[START Records shown]

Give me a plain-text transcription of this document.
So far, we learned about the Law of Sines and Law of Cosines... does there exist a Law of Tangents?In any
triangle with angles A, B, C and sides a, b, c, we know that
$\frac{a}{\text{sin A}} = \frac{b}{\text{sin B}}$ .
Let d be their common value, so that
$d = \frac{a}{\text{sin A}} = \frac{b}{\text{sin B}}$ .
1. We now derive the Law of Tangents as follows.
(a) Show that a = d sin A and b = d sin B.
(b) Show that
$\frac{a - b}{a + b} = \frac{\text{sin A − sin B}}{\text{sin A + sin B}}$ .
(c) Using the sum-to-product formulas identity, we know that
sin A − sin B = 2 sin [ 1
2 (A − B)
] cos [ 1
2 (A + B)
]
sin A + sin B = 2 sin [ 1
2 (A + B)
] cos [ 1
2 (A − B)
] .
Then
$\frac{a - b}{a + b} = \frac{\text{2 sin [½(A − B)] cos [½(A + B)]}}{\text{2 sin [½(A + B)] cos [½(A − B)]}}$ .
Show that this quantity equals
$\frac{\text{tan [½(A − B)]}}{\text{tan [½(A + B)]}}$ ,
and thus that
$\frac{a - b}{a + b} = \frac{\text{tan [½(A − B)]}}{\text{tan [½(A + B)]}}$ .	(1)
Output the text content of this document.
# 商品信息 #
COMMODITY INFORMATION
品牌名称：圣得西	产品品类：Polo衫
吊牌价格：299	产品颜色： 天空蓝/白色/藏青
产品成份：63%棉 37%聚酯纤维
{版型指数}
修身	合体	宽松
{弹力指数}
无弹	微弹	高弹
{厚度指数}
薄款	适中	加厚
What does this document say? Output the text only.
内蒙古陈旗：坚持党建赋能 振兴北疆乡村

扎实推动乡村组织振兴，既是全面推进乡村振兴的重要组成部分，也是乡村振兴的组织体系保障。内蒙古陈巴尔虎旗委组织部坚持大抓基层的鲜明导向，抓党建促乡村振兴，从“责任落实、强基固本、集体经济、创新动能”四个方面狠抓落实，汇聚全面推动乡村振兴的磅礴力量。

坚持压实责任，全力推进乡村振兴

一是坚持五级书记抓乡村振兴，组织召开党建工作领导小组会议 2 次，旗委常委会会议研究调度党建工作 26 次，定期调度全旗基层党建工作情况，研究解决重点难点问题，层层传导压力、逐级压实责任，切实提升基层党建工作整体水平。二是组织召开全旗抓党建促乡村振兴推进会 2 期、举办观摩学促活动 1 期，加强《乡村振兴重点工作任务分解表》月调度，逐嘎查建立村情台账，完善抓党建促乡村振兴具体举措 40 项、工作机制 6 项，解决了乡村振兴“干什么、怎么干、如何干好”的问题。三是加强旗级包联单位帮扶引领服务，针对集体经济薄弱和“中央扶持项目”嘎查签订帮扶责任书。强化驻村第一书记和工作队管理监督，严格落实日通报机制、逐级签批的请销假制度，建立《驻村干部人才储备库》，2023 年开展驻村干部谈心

[END Records shown]

Write the material out again word for word.

-- Answer in full --
Give me a plain-text transcription of this document.
So far, we learned about the Law of Sines and Law of Cosines... does there exist a Law of Tangents?In any
triangle with angles A, B, C and sides a, b, c, we know that
$\frac{a}{\text{sin A}} = \frac{b}{\text{sin B}}$ .
Let d be their common value, so that
$d = \frac{a}{\text{sin A}} = \frac{b}{\text{sin B}}$ .
1. We now derive the Law of Tangents as follows.
(a) Show that a = d sin A and b = d sin B.
(b) Show that
$\frac{a - b}{a + b} = \frac{\text{sin A − sin B}}{\text{sin A + sin B}}$ .
(c) Using the sum-to-product formulas identity, we know that
sin A − sin B = 2 sin [ 1
2 (A − B)
] cos [ 1
2 (A + B)
]
sin A + sin B = 2 sin [ 1
2 (A + B)
] cos [ 1
2 (A − B)
] .
Then
$\frac{a - b}{a + b} = \frac{\text{2 sin [½(A − B)] cos [½(A + B)]}}{\text{2 sin [½(A + B)] cos [½(A − B)]}}$ .
Show that this quantity equals
$\frac{\text{tan [½(A − B)]}}{\text{tan [½(A + B)]}}$ ,
and thus that
$\frac{a - b}{a + b} = \frac{\text{tan [½(A − B)]}}{\text{tan [½(A + B)]}}$ .	(1)
Output the text content of this document.
# 商品信息 #
COMMODITY INFORMATION
品牌名称：圣得西	产品品类：Polo衫
吊牌价格：299	产品颜色： 天空蓝/白色/藏青
产品成份：63%棉 37%聚酯纤维
{版型指数}
修身	合体	宽松
{弹力指数}
无弹	微弹	高弹
{厚度指数}
薄款	适中	加厚
What does this document say? Output the text only.
内蒙古陈旗：坚持党建赋能 振兴北疆乡村

扎实推动乡村组织振兴，既是全面推进乡村振兴的重要组成部分，也是乡村振兴的组织体系保障。内蒙古陈巴尔虎旗委组织部坚持大抓基层的鲜明导向，抓党建促乡村振兴，从“责任落实、强基固本、集体经济、创新动能”四个方面狠抓落实，汇聚全面推动乡村振兴的磅礴力量。

坚持压实责任，全力推进乡村振兴

一是坚持五级书记抓乡村振兴，组织召开党建工作领导小组会议 2 次，旗委常委会会议研究调度党建工作 26 次，定期调度全旗基层党建工作情况，研究解决重点难点问题，层层传导压力、逐级压实责任，切实提升基层党建工作整体水平。二是组织召开全旗抓党建促乡村振兴推进会 2 期、举办观摩学促活动 1 期，加强《乡村振兴重点工作任务分解表》月调度，逐嘎查建立村情台账，完善抓党建促乡村振兴具体举措 40 项、工作机制 6 项，解决了乡村振兴“干什么、怎么干、如何干好”的问题。三是加强旗级包联单位帮扶引领服务，针对集体经济薄弱和“中央扶持项目”嘎查签订帮扶责任书。强化驻村第一书记和工作队管理监督，严格落实日通报机制、逐级签批的请销假制度，建立《驻村干部人才储备库》，2023 年开展驻村干部谈心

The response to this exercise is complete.